- _WORK REQUEST 1_
In the post about porting The Simpsons Hit & Run to the browser, how were the game assets served in the end?
- _WORK REQUEST 2_
Continue the post about porting The Simpsons Hit & Run to the browser from its last sentence.

Have fun! Runs on mobile too with a physical keyboard. Firefox on macOS is quite stuttery though, if there's a Mozilla engineer here I'd love to know why.
Back in 2021, the source code for The Simpsons Hit & Run leaked online. As someone who does a lot of WebGL for work, my first thought seeing the leak was "it'd be cool to get this running in a browser". So that's exactly what I did (for fun and science).
I did a full port of the PC version of the game to WASM and WebGL. It runs at native resolution, fetches game data on-demand over the network, and comes with extra features from the Xbox version like lens flares, widescreen support, and the refraction effect on Frink's hover car.
Haven't done a full write-up on the process yet, but I'd say the hardest parts in order were:
1. Audio
To replicate the mixing logic of the game, we need low-latency control over the audio samples being played. The Web Audio API gives you AudioWorklets to achieve this. They are called hundreds of times per second to deliver the next batch of samples. This means they need to return very quickly to avoid stalling the audio stream. They are also run on a separate thread, so it's up to you to figure out how to provide them with the data they need.
So I had to build a small set of lock-free shared memory structures (locks would be able to stall the audio) to transfer the constantly updating track descriptors (e.g. gain, pan) and their PCM data to the worklet. For example, for the track descriptors I used a double buffer in shared memory with an atomic flag to indicate which buffer is 'live'. When the main thread needs to write, it writes to the non-live side and flips the flag. When the worklet reads, it reads the flag and the data, then reads the flag again to make sure it didn't change in the middle of reading.
2. File I/O
The game has a lot of small assets read as whole files (e.g. 3D models, scripts), but also larger archives which it reads small slices from (e.g. sound). The former is easy to do with a simple fetch, but the latter would require either loading the whole ~500 MB file or using a Range header which doesn't always cache well.
I ended up writing a Cloudflare worker to serve the assets in 1MB chunks to solve this, pulling from a R2 bucket.

- _SUPPLIED ENTRIES_

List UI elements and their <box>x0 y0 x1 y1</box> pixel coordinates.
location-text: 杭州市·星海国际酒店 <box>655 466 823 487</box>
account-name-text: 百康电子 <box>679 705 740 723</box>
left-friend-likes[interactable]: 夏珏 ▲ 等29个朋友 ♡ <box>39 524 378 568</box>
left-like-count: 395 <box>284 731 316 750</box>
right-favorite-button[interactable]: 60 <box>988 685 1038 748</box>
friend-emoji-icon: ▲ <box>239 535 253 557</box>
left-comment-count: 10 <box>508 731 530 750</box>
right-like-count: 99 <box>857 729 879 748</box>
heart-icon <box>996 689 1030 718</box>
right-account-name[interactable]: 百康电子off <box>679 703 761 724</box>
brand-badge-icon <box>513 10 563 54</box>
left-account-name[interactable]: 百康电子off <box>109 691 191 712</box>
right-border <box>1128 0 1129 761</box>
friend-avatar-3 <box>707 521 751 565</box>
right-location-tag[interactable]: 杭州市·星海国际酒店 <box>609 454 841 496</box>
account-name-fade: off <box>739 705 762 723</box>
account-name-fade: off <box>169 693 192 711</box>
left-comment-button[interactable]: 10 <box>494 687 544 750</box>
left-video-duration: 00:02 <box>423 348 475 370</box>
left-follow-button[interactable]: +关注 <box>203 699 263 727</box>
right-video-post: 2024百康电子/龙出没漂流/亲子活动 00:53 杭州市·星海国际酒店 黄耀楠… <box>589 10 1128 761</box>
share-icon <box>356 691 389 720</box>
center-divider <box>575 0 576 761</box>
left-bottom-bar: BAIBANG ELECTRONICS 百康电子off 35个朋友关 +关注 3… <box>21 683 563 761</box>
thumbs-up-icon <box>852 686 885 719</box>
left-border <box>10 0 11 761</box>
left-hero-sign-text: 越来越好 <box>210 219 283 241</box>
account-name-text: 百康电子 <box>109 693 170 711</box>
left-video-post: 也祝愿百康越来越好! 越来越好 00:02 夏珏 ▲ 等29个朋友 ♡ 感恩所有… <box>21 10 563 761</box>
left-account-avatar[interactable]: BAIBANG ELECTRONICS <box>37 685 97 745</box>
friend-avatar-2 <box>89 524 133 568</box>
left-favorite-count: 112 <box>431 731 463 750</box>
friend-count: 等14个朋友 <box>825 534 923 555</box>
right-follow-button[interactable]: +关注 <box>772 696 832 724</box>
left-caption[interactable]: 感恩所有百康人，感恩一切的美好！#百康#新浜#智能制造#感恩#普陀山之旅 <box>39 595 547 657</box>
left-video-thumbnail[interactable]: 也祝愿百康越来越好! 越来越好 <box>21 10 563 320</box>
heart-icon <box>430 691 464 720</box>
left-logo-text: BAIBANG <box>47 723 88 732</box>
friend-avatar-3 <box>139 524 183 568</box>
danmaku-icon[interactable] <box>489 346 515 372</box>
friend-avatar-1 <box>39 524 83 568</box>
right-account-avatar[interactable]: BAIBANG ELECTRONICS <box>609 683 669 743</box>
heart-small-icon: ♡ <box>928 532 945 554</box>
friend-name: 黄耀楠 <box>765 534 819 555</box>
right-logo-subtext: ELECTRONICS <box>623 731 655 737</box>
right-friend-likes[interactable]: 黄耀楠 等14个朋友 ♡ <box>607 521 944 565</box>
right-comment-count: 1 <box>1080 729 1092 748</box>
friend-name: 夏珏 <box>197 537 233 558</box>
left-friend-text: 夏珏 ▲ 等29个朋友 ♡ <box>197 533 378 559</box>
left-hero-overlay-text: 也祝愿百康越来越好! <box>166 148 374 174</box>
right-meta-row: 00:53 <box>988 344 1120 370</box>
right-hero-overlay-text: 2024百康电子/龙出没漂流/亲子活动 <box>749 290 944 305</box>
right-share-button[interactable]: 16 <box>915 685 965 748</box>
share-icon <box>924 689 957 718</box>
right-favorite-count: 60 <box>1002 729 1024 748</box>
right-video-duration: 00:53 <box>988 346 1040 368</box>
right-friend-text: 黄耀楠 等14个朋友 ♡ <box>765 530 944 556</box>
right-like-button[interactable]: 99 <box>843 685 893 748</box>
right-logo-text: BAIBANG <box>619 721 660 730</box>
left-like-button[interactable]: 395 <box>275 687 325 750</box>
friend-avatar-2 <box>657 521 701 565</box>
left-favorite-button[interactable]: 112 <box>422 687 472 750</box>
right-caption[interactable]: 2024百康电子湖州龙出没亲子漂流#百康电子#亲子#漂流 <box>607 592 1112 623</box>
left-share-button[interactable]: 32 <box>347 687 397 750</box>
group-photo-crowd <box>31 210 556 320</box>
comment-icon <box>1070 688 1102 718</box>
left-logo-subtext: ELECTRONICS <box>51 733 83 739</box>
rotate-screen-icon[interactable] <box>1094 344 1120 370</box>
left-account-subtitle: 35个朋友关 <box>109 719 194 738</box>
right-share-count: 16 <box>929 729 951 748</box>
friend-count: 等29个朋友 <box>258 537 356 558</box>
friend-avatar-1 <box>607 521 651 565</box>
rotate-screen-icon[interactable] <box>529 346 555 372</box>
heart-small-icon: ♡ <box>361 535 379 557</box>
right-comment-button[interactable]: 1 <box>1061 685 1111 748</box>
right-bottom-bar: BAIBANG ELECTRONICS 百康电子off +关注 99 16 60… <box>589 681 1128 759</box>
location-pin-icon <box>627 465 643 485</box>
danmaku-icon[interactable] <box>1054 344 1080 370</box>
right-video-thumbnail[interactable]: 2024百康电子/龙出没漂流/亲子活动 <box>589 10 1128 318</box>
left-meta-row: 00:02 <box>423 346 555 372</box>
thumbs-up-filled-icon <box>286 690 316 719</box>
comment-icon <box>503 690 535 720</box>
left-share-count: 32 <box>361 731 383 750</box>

- _EXERCISE OUTPUT 1_
Through a Cloudflare worker that served them in 1MB chunks from an R2 bucket.

- _EXERCISE OUTPUT 2_
Safari was also a huge pain here. The game does some blocking I/O for things like save data. I originally implemented this by performing the IndexedDB operations on a worker thread, with a short spin lock on the main thread (since Atomics.wait() can't be used on the main thread). This works in Chrome and Firefox but causes a deadlock in Safari - I assume because it proxies the actual work to the main thread. So I had to rework all of the places where the game touches save and config data to poll for completion.
3. Graphics
The game is built around a DirectX 8-era fixed-function rendering pipeline, so emulating it with 'modern' WebGL 2 wasn't too difficult. I built a single uber shader that takes all the fixed-function inputs. Modern GPUs handle branching pretty well when all shader units take the same path, so this kept the rendering simple without needing to manage tons of shader permutations.
The main performance issue I ran into was CPU overhead from the number of WebGL calls per frame. This was mostly solved by tracking the last set WebGL state to avoid making redundant calls and writing all the shader uniforms with a uniform buffer instead of thousands of gl.uniform*() calls per frame.
Lens flares were interesting to port from the Xbox version as they use occlusion queries. The game assumed occlusion queries would be completed within 1 frame, but it can actually take longer, so I had to rework that. The refraction effect for the hover car was also fun to wire up, since it's the only thing in the game which requires access to the framebuffer as a texture.
Oh and for FMVs, I just converted them to H264 MP4s and play them with a HTML <video> overlay.
Have fun! Runs on mobile too with a physical keyboard. Firefox on macOS is quite stuttery though, if there's a Mozilla engineer here I'd love to know why.